What is being asked
Repeat everything from the line containing "label-bedroom5-dim: 3.60 x" down to the line containing "label-c4: C (476, 288, 481, 295)" exactly, including both of those lines.

[Element location listings]
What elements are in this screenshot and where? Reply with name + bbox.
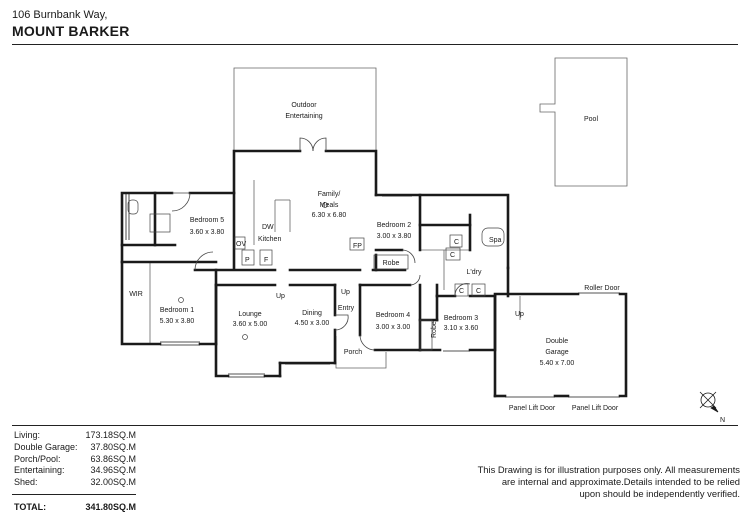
label-bedroom5-dim: 3.60 x 3.80 (190, 229, 225, 236)
fireplace-icon (349, 237, 365, 251)
fixtures (127, 199, 505, 351)
area-value: 34.96SQ.M (90, 465, 136, 476)
label-bedroom2-dim: 3.00 x 3.80 (377, 233, 412, 240)
label-robe-4: Robe (431, 321, 438, 338)
label-c4: C (476, 288, 481, 295)
label-up-1: Up (276, 293, 285, 300)
label-garage: Garage (545, 349, 568, 356)
light-outlines (149, 57, 628, 369)
label-family: Family/ (318, 191, 341, 198)
header-rule (12, 44, 738, 45)
label-entertaining: Entertaining (285, 113, 322, 120)
compass (699, 391, 719, 413)
label-porch: Porch (344, 349, 362, 356)
label-c2: C (450, 252, 455, 259)
label-family-dim: 6.30 x 6.80 (312, 212, 347, 219)
area-row: Entertaining: 34.96SQ.M (14, 465, 136, 477)
area-label: Entertaining: (14, 465, 65, 476)
area-row: Porch/Pool: 63.86SQ.M (14, 454, 136, 466)
label-fridge: F (264, 257, 268, 264)
label-meals: Meals (320, 202, 339, 209)
floor-plan: Outdoor Entertaining Pool Family/ Meals … (120, 57, 725, 424)
area-label: Double Garage: (14, 441, 78, 452)
area-value: 32.00SQ.M (90, 477, 136, 488)
label-bedroom4: Bedroom 4 (376, 312, 410, 319)
area-label: Shed: (14, 477, 38, 488)
spa-icon (481, 227, 505, 247)
label-double: Double (546, 338, 568, 345)
label-pool: Pool (584, 116, 598, 123)
total-rule (12, 494, 136, 495)
label-wir: WIR (129, 291, 143, 298)
label-garage-dim: 5.40 x 7.00 (540, 360, 575, 367)
label-ldry: L'dry (467, 269, 482, 276)
area-label: Living: (14, 430, 41, 440)
label-roller-door: Roller Door (584, 285, 620, 292)
label-entry: Entry (338, 305, 355, 312)
label-bedroom5: Bedroom 5 (190, 217, 224, 224)
label-dw: DW (262, 224, 274, 231)
label-bedroom1: Bedroom 1 (160, 307, 194, 314)
light-icon (322, 202, 328, 208)
label-bedroom2: Bedroom 2 (377, 222, 411, 229)
label-dining-dim: 4.50 x 3.00 (295, 320, 330, 327)
property-address: 106 Burnbank Way, (12, 9, 108, 21)
windows (125, 193, 620, 398)
total-value: 341.80SQ.M (85, 502, 136, 512)
label-kitchen: Kitchen (258, 236, 281, 243)
label-bedroom4-dim: 3.00 x 3.00 (376, 324, 411, 331)
toilet-icon (127, 199, 139, 215)
label-panel-lift-door-1: Panel Lift Door (509, 405, 556, 412)
label-c1: C (454, 239, 459, 246)
area-value: 37.80SQ.M (90, 441, 136, 452)
disclaimer-line: are internal and approximate.Details int… (501, 476, 740, 487)
area-row: Shed: 32.00SQ.M (14, 477, 136, 489)
walls (120, 149, 628, 398)
compass-icon (700, 392, 716, 408)
label-fp: FP (353, 243, 362, 250)
area-label: Porch/Pool: (14, 453, 61, 464)
label-bedroom3: Bedroom 3 (444, 315, 478, 322)
oven-icon (234, 236, 246, 250)
total-row: TOTAL: 341.80SQ.M (14, 502, 136, 514)
label-lounge-dim: 3.60 x 5.00 (233, 321, 268, 328)
disclaimer-line: This Drawing is for illustration purpose… (477, 464, 740, 475)
area-value: 63.86SQ.M (90, 453, 136, 464)
total-label: TOTAL: (14, 502, 47, 512)
label-c3: C (459, 288, 464, 295)
fridge-icon (259, 249, 273, 266)
label-up-3: Up (515, 311, 524, 318)
label-spa: Spa (489, 237, 502, 244)
area-value: 173.18SQ.M (85, 430, 136, 440)
disclaimer-line: upon should be independently verified. (579, 488, 740, 499)
label-bedroom1-dim: 5.30 x 3.80 (160, 318, 195, 325)
label-robe-2: Robe (383, 260, 400, 267)
area-schedule: Living: 173.18SQ.M Double Garage: 37.80S… (14, 430, 136, 489)
label-up-2: Up (341, 289, 350, 296)
pantry-icon (241, 249, 255, 266)
area-row: Double Garage: 37.80SQ.M (14, 442, 136, 454)
label-panel-lift-door-2: Panel Lift Door (572, 405, 619, 412)
disclaimer: This Drawing is for illustration purpose… (440, 464, 740, 500)
label-dining: Dining (302, 310, 322, 317)
label-outdoor: Outdoor (291, 102, 317, 109)
label-lounge: Lounge (238, 311, 261, 318)
label-bedroom3-dim: 3.10 x 3.60 (444, 325, 479, 332)
area-row: Living: 173.18SQ.M (14, 430, 136, 442)
label-pantry: P (245, 257, 250, 264)
label-north: N (720, 417, 725, 424)
footer-rule (12, 425, 738, 426)
label-ov: OV (236, 241, 246, 248)
property-suburb: MOUNT BARKER (12, 23, 130, 39)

Solution to the problem
label-bedroom5-dim: 3.60 x 3.80 (190, 229, 225, 236)
fireplace-icon (349, 237, 365, 251)
fixtures (127, 199, 505, 351)
area-value: 34.96SQ.M (90, 465, 136, 476)
label-bedroom2-dim: 3.00 x 3.80 (377, 233, 412, 240)
label-robe-4: Robe (431, 321, 438, 338)
label-c4: C (476, 288, 481, 295)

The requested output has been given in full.